Task objective → Print the records again, character for character.

Data for this exercise →
════════

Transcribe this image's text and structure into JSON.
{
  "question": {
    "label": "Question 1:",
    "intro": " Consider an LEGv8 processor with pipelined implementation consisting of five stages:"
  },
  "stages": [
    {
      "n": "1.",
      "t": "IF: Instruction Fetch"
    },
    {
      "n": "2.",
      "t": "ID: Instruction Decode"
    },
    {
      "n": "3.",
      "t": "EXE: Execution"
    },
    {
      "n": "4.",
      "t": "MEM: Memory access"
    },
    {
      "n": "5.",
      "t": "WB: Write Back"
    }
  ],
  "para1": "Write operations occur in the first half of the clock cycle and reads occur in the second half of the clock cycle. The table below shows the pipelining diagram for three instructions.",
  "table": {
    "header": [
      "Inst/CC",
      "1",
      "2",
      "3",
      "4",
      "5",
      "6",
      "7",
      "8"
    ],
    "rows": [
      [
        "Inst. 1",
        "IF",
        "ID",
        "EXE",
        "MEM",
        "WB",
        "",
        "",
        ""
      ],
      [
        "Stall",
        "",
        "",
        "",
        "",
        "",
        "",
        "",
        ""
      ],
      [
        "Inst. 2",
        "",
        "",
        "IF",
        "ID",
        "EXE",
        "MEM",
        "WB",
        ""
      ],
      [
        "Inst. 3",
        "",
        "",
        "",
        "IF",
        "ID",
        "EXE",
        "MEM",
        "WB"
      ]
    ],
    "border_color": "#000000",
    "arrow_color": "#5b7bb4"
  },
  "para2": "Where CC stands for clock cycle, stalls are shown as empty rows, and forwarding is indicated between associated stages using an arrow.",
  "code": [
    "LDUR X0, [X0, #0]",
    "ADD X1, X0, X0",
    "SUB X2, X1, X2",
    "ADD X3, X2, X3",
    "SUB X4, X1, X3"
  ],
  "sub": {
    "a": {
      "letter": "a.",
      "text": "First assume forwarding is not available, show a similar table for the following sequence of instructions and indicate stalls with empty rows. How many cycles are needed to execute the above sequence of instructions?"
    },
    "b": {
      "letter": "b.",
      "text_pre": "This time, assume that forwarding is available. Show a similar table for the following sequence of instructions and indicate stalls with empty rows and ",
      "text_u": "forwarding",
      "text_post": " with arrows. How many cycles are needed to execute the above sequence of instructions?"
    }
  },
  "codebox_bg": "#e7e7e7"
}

════════

Result of the exercise →
Transcribe this image's text and structure into JSON.
{
  "question": {
    "label": "Question 1:",
    "intro": " Consider an LEGv8 processor with pipelined implementation consisting of five stages:"
  },
  "stages": [
    {
      "n": "1.",
      "t": "IF: Instruction Fetch"
    },
    {
      "n": "2.",
      "t": "ID: Instruction Decode"
    },
    {
      "n": "3.",
      "t": "EXE: Execution"
    },
    {
      "n": "4.",
      "t": "MEM: Memory access"
    },
    {
      "n": "5.",
      "t": "WB: Write Back"
    }
  ],
  "para1": "Write operations occur in the first half of the clock cycle and reads occur in the second half of the clock cycle. The table below shows the pipelining diagram for three instructions.",
  "table": {
    "header": [
      "Inst/CC",
      "1",
      "2",
      "3",
      "4",
      "5",
      "6",
      "7",
      "8"
    ],
    "rows": [
      [
        "Inst. 1",
        "IF",
        "ID",
        "EXE",
        "MEM",
        "WB",
        "",
        "",
        ""
      ],
      [
        "Stall",
        "",
        "",
        "",
        "",
        "",
        "",
        "",
        ""
      ],
      [
        "Inst. 2",
        "",
        "",
        "IF",
        "ID",
        "EXE",
        "MEM",
        "WB",
        ""
      ],
      [
        "Inst. 3",
        "",
        "",
        "",
        "IF",
        "ID",
        "EXE",
        "MEM",
        "WB"
      ]
    ],
    "border_color": "#000000",
    "arrow_color": "#5b7bb4"
  },
  "para2": "Where CC stands for clock cycle, stalls are shown as empty rows, and forwarding is indicated between associated stages using an arrow.",
  "code": [
    "LDUR X0, [X0, #0]",
    "ADD X1, X0, X0",
    "SUB X2, X1, X2",
    "ADD X3, X2, X3",
    "SUB X4, X1, X3"
  ],
  "sub": {
    "a": {
      "letter": "a.",
      "text": "First assume forwarding is not available, show a similar table for the following sequence of instructions and indicate stalls with empty rows. How many cycles are needed to execute the above sequence of instructions?"
    },
    "b": {
      "letter": "b.",
      "text_pre": "This time, assume that forwarding is available. Show a similar table for the following sequence of instructions and indicate stalls with empty rows and ",
      "text_u": "forwarding",
      "text_post": " with arrows. How many cycles are needed to execute the above sequence of instructions?"
    }
  },
  "codebox_bg": "#e7e7e7"
}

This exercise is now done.